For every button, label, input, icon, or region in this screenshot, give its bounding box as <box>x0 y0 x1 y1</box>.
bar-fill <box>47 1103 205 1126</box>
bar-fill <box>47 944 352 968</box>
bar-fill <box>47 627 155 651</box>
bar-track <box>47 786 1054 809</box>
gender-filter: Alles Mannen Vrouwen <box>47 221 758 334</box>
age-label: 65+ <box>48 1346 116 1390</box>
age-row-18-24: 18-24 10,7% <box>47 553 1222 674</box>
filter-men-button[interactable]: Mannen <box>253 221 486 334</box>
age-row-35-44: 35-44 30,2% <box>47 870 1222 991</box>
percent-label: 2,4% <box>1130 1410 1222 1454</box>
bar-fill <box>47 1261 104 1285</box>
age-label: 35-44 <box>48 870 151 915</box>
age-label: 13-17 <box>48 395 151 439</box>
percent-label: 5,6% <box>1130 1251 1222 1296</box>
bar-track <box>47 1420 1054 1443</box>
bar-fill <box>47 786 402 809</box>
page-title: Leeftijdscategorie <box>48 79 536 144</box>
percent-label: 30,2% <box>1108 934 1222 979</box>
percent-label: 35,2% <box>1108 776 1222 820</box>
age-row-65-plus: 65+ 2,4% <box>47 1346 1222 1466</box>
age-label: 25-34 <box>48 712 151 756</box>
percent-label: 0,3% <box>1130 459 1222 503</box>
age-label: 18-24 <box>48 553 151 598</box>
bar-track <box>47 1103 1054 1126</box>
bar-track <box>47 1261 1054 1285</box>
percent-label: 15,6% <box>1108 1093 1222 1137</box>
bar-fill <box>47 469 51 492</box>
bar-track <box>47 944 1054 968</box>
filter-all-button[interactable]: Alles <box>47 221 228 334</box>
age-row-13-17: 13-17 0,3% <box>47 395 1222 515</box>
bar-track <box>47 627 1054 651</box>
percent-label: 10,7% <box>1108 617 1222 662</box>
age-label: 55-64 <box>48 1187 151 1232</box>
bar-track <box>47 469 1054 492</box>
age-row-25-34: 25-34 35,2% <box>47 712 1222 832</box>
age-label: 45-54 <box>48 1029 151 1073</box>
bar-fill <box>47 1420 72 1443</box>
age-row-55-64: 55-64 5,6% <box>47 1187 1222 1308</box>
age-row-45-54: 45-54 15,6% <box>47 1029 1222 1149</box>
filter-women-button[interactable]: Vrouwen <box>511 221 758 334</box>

§ §

== Stated goal ==
Give these records again line for line, with every character unchanged.

== Response to the exercise ==
For every button, label, input, icon, or region in this screenshot, give its bounding box as <box>x0 y0 x1 y1</box>.
bar-fill <box>47 1103 205 1126</box>
bar-fill <box>47 944 352 968</box>
bar-fill <box>47 627 155 651</box>
bar-track <box>47 786 1054 809</box>
gender-filter: Alles Mannen Vrouwen <box>47 221 758 334</box>
age-label: 65+ <box>48 1346 116 1390</box>
age-row-18-24: 18-24 10,7% <box>47 553 1222 674</box>
filter-men-button[interactable]: Mannen <box>253 221 486 334</box>
age-row-35-44: 35-44 30,2% <box>47 870 1222 991</box>
percent-label: 2,4% <box>1130 1410 1222 1454</box>
bar-fill <box>47 1261 104 1285</box>
age-label: 35-44 <box>48 870 151 915</box>
age-label: 13-17 <box>48 395 151 439</box>
percent-label: 5,6% <box>1130 1251 1222 1296</box>
bar-track <box>47 1420 1054 1443</box>
bar-fill <box>47 786 402 809</box>
page-title: Leeftijdscategorie <box>48 79 536 144</box>
percent-label: 30,2% <box>1108 934 1222 979</box>
percent-label: 35,2% <box>1108 776 1222 820</box>
age-row-65-plus: 65+ 2,4% <box>47 1346 1222 1466</box>
age-label: 25-34 <box>48 712 151 756</box>
percent-label: 0,3% <box>1130 459 1222 503</box>
age-label: 18-24 <box>48 553 151 598</box>
bar-track <box>47 1103 1054 1126</box>
bar-track <box>47 1261 1054 1285</box>
percent-label: 15,6% <box>1108 1093 1222 1137</box>
bar-fill <box>47 469 51 492</box>
bar-track <box>47 944 1054 968</box>
filter-all-button[interactable]: Alles <box>47 221 228 334</box>
age-row-13-17: 13-17 0,3% <box>47 395 1222 515</box>
bar-track <box>47 627 1054 651</box>
percent-label: 10,7% <box>1108 617 1222 662</box>
age-label: 55-64 <box>48 1187 151 1232</box>
bar-track <box>47 469 1054 492</box>
age-row-25-34: 25-34 35,2% <box>47 712 1222 832</box>
age-label: 45-54 <box>48 1029 151 1073</box>
bar-fill <box>47 1420 72 1443</box>
age-row-55-64: 55-64 5,6% <box>47 1187 1222 1308</box>
age-row-45-54: 45-54 15,6% <box>47 1029 1222 1149</box>
filter-women-button[interactable]: Vrouwen <box>511 221 758 334</box>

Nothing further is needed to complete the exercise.